### Short problem
Write out each line of the material again, word for word.

** start of Stored records **

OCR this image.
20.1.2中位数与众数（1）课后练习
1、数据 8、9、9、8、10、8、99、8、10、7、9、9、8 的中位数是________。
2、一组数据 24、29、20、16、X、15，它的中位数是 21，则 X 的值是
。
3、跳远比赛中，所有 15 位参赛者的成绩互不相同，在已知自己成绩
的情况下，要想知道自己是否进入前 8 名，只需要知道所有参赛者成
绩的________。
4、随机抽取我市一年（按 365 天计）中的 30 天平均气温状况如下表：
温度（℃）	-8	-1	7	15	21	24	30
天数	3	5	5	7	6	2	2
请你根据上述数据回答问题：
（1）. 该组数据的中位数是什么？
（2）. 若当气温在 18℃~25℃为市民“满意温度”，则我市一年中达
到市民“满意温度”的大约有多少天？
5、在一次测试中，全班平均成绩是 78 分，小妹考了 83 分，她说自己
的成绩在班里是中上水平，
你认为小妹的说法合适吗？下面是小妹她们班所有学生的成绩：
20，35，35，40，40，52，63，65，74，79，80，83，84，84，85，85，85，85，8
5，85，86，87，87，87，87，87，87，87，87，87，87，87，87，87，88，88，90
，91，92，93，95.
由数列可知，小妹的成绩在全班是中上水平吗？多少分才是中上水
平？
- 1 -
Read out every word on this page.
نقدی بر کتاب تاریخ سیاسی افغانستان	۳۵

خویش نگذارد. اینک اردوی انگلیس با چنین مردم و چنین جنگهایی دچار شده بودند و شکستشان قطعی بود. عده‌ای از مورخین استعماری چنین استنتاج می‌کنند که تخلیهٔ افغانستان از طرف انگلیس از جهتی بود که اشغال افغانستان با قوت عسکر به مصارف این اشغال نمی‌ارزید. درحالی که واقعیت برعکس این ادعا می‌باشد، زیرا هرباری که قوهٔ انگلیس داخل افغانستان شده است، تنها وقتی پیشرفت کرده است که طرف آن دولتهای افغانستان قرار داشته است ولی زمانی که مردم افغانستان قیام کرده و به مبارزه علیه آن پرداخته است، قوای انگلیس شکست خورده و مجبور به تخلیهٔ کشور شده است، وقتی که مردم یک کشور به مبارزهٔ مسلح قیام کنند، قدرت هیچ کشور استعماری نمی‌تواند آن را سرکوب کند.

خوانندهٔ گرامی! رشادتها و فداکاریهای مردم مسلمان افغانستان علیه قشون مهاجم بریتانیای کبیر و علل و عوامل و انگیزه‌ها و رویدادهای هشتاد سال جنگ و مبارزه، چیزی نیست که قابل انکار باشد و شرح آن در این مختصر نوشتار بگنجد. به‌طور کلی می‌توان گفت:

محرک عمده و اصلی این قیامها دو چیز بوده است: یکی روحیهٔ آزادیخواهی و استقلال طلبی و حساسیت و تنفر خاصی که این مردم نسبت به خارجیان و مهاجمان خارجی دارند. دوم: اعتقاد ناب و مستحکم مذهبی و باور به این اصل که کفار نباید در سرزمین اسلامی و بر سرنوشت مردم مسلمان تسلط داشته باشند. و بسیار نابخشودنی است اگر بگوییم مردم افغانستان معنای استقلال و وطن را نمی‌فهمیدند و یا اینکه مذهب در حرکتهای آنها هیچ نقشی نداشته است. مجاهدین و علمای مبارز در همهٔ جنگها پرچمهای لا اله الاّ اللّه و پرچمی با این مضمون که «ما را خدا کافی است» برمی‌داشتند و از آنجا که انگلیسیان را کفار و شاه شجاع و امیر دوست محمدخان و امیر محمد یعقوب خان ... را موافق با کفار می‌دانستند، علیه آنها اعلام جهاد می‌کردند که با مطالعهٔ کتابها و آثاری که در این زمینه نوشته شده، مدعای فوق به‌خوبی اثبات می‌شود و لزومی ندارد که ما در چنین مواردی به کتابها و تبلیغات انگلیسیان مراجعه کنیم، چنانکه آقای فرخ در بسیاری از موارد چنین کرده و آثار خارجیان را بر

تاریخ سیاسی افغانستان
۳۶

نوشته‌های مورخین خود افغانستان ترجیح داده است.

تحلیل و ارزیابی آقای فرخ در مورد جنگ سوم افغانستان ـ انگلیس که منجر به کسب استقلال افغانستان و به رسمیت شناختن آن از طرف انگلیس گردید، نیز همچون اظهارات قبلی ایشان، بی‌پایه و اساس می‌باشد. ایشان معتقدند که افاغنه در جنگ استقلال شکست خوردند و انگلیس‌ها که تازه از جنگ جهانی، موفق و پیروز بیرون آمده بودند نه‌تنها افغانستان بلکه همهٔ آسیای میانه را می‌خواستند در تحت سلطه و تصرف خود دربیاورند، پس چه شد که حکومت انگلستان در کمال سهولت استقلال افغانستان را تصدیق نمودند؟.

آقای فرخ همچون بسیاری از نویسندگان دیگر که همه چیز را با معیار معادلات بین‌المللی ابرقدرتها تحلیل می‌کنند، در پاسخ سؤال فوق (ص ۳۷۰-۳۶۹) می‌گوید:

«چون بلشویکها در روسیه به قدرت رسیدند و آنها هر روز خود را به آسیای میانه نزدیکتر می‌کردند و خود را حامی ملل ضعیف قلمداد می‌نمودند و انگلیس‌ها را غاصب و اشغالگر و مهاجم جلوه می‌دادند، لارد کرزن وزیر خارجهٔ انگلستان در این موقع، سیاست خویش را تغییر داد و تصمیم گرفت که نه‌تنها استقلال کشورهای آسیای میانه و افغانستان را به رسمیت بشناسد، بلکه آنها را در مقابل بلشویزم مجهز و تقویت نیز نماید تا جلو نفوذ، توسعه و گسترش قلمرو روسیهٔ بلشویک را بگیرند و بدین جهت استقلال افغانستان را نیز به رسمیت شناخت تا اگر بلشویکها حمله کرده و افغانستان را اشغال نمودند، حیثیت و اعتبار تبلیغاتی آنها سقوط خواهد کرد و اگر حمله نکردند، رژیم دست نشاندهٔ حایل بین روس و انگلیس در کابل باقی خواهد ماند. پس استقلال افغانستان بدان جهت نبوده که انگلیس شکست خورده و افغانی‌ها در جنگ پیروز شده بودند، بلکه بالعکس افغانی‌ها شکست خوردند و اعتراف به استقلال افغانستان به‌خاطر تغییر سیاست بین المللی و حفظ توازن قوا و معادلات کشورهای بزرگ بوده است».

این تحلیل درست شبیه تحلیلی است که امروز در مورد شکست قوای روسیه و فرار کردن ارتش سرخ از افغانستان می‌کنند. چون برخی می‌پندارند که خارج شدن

** end of Stored records **

### The solution
OCR this image.
20.1.2中位数与众数（1）课后练习
1、数据 8、9、9、8、10、8、99、8、10、7、9、9、8 的中位数是________。
2、一组数据 24、29、20、16、X、15，它的中位数是 21，则 X 的值是
。
3、跳远比赛中，所有 15 位参赛者的成绩互不相同，在已知自己成绩
的情况下，要想知道自己是否进入前 8 名，只需要知道所有参赛者成
绩的________。
4、随机抽取我市一年（按 365 天计）中的 30 天平均气温状况如下表：
温度（℃）	-8	-1	7	15	21	24	30
天数	3	5	5	7	6	2	2
请你根据上述数据回答问题：
（1）. 该组数据的中位数是什么？
（2）. 若当气温在 18℃~25℃为市民“满意温度”，则我市一年中达
到市民“满意温度”的大约有多少天？
5、在一次测试中，全班平均成绩是 78 分，小妹考了 83 分，她说自己
的成绩在班里是中上水平，
你认为小妹的说法合适吗？下面是小妹她们班所有学生的成绩：
20，35，35，40，40，52，63，65，74，79，80，83，84，84，85，85，85，85，8
5，85，86，87，87，87，87，87，87，87，87，87，87，87，87，87，88，88，90
，91，92，93，95.
由数列可知，小妹的成绩在全班是中上水平吗？多少分才是中上水
平？
- 1 -
Read out every word on this page.
نقدی بر کتاب تاریخ سیاسی افغانستان	۳۵

خویش نگذارد. اینک اردوی انگلیس با چنین مردم و چنین جنگهایی دچار شده بودند و شکستشان قطعی بود. عده‌ای از مورخین استعماری چنین استنتاج می‌کنند که تخلیهٔ افغانستان از طرف انگلیس از جهتی بود که اشغال افغانستان با قوت عسکر به مصارف این اشغال نمی‌ارزید. درحالی که واقعیت برعکس این ادعا می‌باشد، زیرا هرباری که قوهٔ انگلیس داخل افغانستان شده است، تنها وقتی پیشرفت کرده است که طرف آن دولتهای افغانستان قرار داشته است ولی زمانی که مردم افغانستان قیام کرده و به مبارزه علیه آن پرداخته است، قوای انگلیس شکست خورده و مجبور به تخلیهٔ کشور شده است، وقتی که مردم یک کشور به مبارزهٔ مسلح قیام کنند، قدرت هیچ کشور استعماری نمی‌تواند آن را سرکوب کند.

خوانندهٔ گرامی! رشادتها و فداکاریهای مردم مسلمان افغانستان علیه قشون مهاجم بریتانیای کبیر و علل و عوامل و انگیزه‌ها و رویدادهای هشتاد سال جنگ و مبارزه، چیزی نیست که قابل انکار باشد و شرح آن در این مختصر نوشتار بگنجد. به‌طور کلی می‌توان گفت:

محرک عمده و اصلی این قیامها دو چیز بوده است: یکی روحیهٔ آزادیخواهی و استقلال طلبی و حساسیت و تنفر خاصی که این مردم نسبت به خارجیان و مهاجمان خارجی دارند. دوم: اعتقاد ناب و مستحکم مذهبی و باور به این اصل که کفار نباید در سرزمین اسلامی و بر سرنوشت مردم مسلمان تسلط داشته باشند. و بسیار نابخشودنی است اگر بگوییم مردم افغانستان معنای استقلال و وطن را نمی‌فهمیدند و یا اینکه مذهب در حرکتهای آنها هیچ نقشی نداشته است. مجاهدین و علمای مبارز در همهٔ جنگها پرچمهای لا اله الاّ اللّه و پرچمی با این مضمون که «ما را خدا کافی است» برمی‌داشتند و از آنجا که انگلیسیان را کفار و شاه شجاع و امیر دوست محمدخان و امیر محمد یعقوب خان ... را موافق با کفار می‌دانستند، علیه آنها اعلام جهاد می‌کردند که با مطالعهٔ کتابها و آثاری که در این زمینه نوشته شده، مدعای فوق به‌خوبی اثبات می‌شود و لزومی ندارد که ما در چنین مواردی به کتابها و تبلیغات انگلیسیان مراجعه کنیم، چنانکه آقای فرخ در بسیاری از موارد چنین کرده و آثار خارجیان را بر

تاریخ سیاسی افغانستان
۳۶

نوشته‌های مورخین خود افغانستان ترجیح داده است.

تحلیل و ارزیابی آقای فرخ در مورد جنگ سوم افغانستان ـ انگلیس که منجر به کسب استقلال افغانستان و به رسمیت شناختن آن از طرف انگلیس گردید، نیز همچون اظهارات قبلی ایشان، بی‌پایه و اساس می‌باشد. ایشان معتقدند که افاغنه در جنگ استقلال شکست خوردند و انگلیس‌ها که تازه از جنگ جهانی، موفق و پیروز بیرون آمده بودند نه‌تنها افغانستان بلکه همهٔ آسیای میانه را می‌خواستند در تحت سلطه و تصرف خود دربیاورند، پس چه شد که حکومت انگلستان در کمال سهولت استقلال افغانستان را تصدیق نمودند؟.

آقای فرخ همچون بسیاری از نویسندگان دیگر که همه چیز را با معیار معادلات بین‌المللی ابرقدرتها تحلیل می‌کنند، در پاسخ سؤال فوق (ص ۳۷۰-۳۶۹) می‌گوید:

«چون بلشویکها در روسیه به قدرت رسیدند و آنها هر روز خود را به آسیای میانه نزدیکتر می‌کردند و خود را حامی ملل ضعیف قلمداد می‌نمودند و انگلیس‌ها را غاصب و اشغالگر و مهاجم جلوه می‌دادند، لارد کرزن وزیر خارجهٔ انگلستان در این موقع، سیاست خویش را تغییر داد و تصمیم گرفت که نه‌تنها استقلال کشورهای آسیای میانه و افغانستان را به رسمیت بشناسد، بلکه آنها را در مقابل بلشویزم مجهز و تقویت نیز نماید تا جلو نفوذ، توسعه و گسترش قلمرو روسیهٔ بلشویک را بگیرند و بدین جهت استقلال افغانستان را نیز به رسمیت شناخت تا اگر بلشویکها حمله کرده و افغانستان را اشغال نمودند، حیثیت و اعتبار تبلیغاتی آنها سقوط خواهد کرد و اگر حمله نکردند، رژیم دست نشاندهٔ حایل بین روس و انگلیس در کابل باقی خواهد ماند. پس استقلال افغانستان بدان جهت نبوده که انگلیس شکست خورده و افغانی‌ها در جنگ پیروز شده بودند، بلکه بالعکس افغانی‌ها شکست خوردند و اعتراف به استقلال افغانستان به‌خاطر تغییر سیاست بین المللی و حفظ توازن قوا و معادلات کشورهای بزرگ بوده است».

این تحلیل درست شبیه تحلیلی است که امروز در مورد شکست قوای روسیه و فرار کردن ارتش سرخ از افغانستان می‌کنند. چون برخی می‌پندارند که خارج شدن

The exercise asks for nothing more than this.